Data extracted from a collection
★ ★ ★

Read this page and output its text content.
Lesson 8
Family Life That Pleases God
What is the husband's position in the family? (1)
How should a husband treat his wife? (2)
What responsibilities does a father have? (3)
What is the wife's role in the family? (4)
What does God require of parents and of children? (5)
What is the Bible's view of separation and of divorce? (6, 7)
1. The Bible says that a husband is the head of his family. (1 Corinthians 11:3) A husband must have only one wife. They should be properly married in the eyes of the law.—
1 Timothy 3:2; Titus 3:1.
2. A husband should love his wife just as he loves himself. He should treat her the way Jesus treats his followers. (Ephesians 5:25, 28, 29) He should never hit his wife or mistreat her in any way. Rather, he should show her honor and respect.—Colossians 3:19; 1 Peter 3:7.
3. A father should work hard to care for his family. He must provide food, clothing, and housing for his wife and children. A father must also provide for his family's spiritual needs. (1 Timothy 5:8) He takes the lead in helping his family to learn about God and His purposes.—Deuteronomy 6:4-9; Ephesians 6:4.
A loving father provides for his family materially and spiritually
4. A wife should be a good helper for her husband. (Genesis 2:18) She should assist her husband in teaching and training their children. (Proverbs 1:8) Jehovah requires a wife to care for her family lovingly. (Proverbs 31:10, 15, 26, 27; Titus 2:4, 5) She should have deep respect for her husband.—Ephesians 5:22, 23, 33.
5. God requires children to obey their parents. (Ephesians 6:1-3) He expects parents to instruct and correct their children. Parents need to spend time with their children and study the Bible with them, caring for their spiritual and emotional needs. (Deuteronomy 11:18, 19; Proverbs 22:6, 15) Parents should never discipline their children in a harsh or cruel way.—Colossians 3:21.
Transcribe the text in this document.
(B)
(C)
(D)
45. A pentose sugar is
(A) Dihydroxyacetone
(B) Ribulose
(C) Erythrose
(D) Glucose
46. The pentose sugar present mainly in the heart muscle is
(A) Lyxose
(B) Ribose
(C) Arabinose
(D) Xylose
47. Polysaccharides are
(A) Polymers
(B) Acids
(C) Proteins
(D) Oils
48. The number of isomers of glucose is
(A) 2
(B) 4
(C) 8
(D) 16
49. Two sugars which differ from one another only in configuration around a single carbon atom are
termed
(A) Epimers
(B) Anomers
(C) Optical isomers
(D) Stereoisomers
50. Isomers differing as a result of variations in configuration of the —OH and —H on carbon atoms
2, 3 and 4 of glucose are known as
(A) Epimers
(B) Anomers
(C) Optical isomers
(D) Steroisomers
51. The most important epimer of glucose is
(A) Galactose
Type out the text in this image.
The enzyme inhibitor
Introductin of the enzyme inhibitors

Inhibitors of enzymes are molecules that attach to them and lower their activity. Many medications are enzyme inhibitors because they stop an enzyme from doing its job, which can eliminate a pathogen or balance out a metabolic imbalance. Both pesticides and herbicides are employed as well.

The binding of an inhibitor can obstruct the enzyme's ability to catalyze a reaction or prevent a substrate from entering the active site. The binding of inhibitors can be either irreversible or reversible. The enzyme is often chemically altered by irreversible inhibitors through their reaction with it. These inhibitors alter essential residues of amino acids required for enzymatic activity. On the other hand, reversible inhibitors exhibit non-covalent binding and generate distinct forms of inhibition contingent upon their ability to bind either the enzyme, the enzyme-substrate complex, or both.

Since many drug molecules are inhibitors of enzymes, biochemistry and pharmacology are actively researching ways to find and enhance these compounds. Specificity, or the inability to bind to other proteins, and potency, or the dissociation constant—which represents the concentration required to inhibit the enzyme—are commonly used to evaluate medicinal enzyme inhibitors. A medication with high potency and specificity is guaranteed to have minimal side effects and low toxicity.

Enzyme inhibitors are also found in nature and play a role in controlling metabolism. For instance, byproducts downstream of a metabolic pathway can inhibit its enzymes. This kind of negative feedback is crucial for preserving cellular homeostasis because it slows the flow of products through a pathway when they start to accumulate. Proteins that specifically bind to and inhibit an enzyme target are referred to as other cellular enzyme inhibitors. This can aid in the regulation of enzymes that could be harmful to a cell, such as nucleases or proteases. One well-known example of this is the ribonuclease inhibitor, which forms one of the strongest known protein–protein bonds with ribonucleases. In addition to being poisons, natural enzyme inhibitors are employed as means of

★ ★ ★

> [TASK DIRECTIONS]
Each line above should be output exactly as written.

> [OUTPUT OF THE EXERCISE]
Read this page and output its text content.
Lesson 8
Family Life That Pleases God
What is the husband's position in the family? (1)
How should a husband treat his wife? (2)
What responsibilities does a father have? (3)
What is the wife's role in the family? (4)
What does God require of parents and of children? (5)
What is the Bible's view of separation and of divorce? (6, 7)
1. The Bible says that a husband is the head of his family. (1 Corinthians 11:3) A husband must have only one wife. They should be properly married in the eyes of the law.—
1 Timothy 3:2; Titus 3:1.
2. A husband should love his wife just as he loves himself. He should treat her the way Jesus treats his followers. (Ephesians 5:25, 28, 29) He should never hit his wife or mistreat her in any way. Rather, he should show her honor and respect.—Colossians 3:19; 1 Peter 3:7.
3. A father should work hard to care for his family. He must provide food, clothing, and housing for his wife and children. A father must also provide for his family's spiritual needs. (1 Timothy 5:8) He takes the lead in helping his family to learn about God and His purposes.—Deuteronomy 6:4-9; Ephesians 6:4.
A loving father provides for his family materially and spiritually
4. A wife should be a good helper for her husband. (Genesis 2:18) She should assist her husband in teaching and training their children. (Proverbs 1:8) Jehovah requires a wife to care for her family lovingly. (Proverbs 31:10, 15, 26, 27; Titus 2:4, 5) She should have deep respect for her husband.—Ephesians 5:22, 23, 33.
5. God requires children to obey their parents. (Ephesians 6:1-3) He expects parents to instruct and correct their children. Parents need to spend time with their children and study the Bible with them, caring for their spiritual and emotional needs. (Deuteronomy 11:18, 19; Proverbs 22:6, 15) Parents should never discipline their children in a harsh or cruel way.—Colossians 3:21.
Transcribe the text in this document.
(B)
(C)
(D)
45. A pentose sugar is
(A) Dihydroxyacetone
(B) Ribulose
(C) Erythrose
(D) Glucose
46. The pentose sugar present mainly in the heart muscle is
(A) Lyxose
(B) Ribose
(C) Arabinose
(D) Xylose
47. Polysaccharides are
(A) Polymers
(B) Acids
(C) Proteins
(D) Oils
48. The number of isomers of glucose is
(A) 2
(B) 4
(C) 8
(D) 16
49. Two sugars which differ from one another only in configuration around a single carbon atom are
termed
(A) Epimers
(B) Anomers
(C) Optical isomers
(D) Stereoisomers
50. Isomers differing as a result of variations in configuration of the —OH and —H on carbon atoms
2, 3 and 4 of glucose are known as
(A) Epimers
(B) Anomers
(C) Optical isomers
(D) Steroisomers
51. The most important epimer of glucose is
(A) Galactose
Type out the text in this image.
The enzyme inhibitor
Introductin of the enzyme inhibitors

Inhibitors of enzymes are molecules that attach to them and lower their activity. Many medications are enzyme inhibitors because they stop an enzyme from doing its job, which can eliminate a pathogen or balance out a metabolic imbalance. Both pesticides and herbicides are employed as well.

The binding of an inhibitor can obstruct the enzyme's ability to catalyze a reaction or prevent a substrate from entering the active site. The binding of inhibitors can be either irreversible or reversible. The enzyme is often chemically altered by irreversible inhibitors through their reaction with it. These inhibitors alter essential residues of amino acids required for enzymatic activity. On the other hand, reversible inhibitors exhibit non-covalent binding and generate distinct forms of inhibition contingent upon their ability to bind either the enzyme, the enzyme-substrate complex, or both.

Since many drug molecules are inhibitors of enzymes, biochemistry and pharmacology are actively researching ways to find and enhance these compounds. Specificity, or the inability to bind to other proteins, and potency, or the dissociation constant—which represents the concentration required to inhibit the enzyme—are commonly used to evaluate medicinal enzyme inhibitors. A medication with high potency and specificity is guaranteed to have minimal side effects and low toxicity.

Enzyme inhibitors are also found in nature and play a role in controlling metabolism. For instance, byproducts downstream of a metabolic pathway can inhibit its enzymes. This kind of negative feedback is crucial for preserving cellular homeostasis because it slows the flow of products through a pathway when they start to accumulate. Proteins that specifically bind to and inhibit an enzyme target are referred to as other cellular enzyme inhibitors. This can aid in the regulation of enzymes that could be harmful to a cell, such as nucleases or proteases. One well-known example of this is the ribonuclease inhibitor, which forms one of the strongest known protein–protein bonds with ribonucleases. In addition to being poisons, natural enzyme inhibitors are employed as means of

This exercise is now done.